- [What to work on]: Return the material word for word. Do not include the pictures.

- [Data provided]:
┄┄┄┄┄┄┄┄┄┄
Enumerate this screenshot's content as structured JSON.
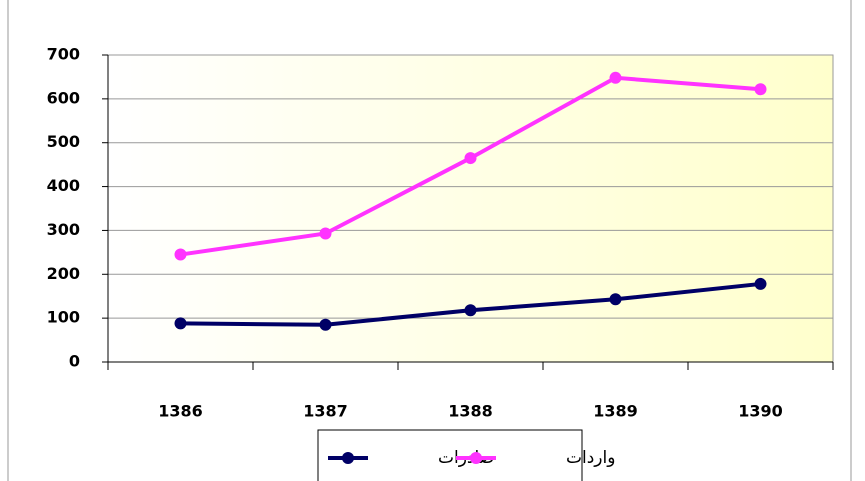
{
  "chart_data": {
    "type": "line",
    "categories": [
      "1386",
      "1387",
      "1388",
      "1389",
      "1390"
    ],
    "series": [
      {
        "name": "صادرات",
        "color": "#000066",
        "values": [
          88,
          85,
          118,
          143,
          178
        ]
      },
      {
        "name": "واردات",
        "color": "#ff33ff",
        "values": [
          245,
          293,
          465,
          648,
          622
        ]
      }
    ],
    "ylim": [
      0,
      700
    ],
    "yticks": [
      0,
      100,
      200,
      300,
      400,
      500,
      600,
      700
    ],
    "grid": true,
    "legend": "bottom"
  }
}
┄┄┄┄┄┄┄┄┄┄
- [Result for this task]:
Enumerate this screenshot's content as structured JSON.
{
  "chart_data": {
    "type": "line",
    "categories": [
      "1386",
      "1387",
      "1388",
      "1389",
      "1390"
    ],
    "series": [
      {
        "name": "صادرات",
        "color": "#000066",
        "values": [
          88,
          85,
          118,
          143,
          178
        ]
      },
      {
        "name": "واردات",
        "color": "#ff33ff",
        "values": [
          245,
          293,
          465,
          648,
          622
        ]
      }
    ],
    "ylim": [
      0,
      700
    ],
    "yticks": [
      0,
      100,
      200,
      300,
      400,
      500,
      600,
      700
    ],
    "grid": true,
    "legend": "bottom"
  }
}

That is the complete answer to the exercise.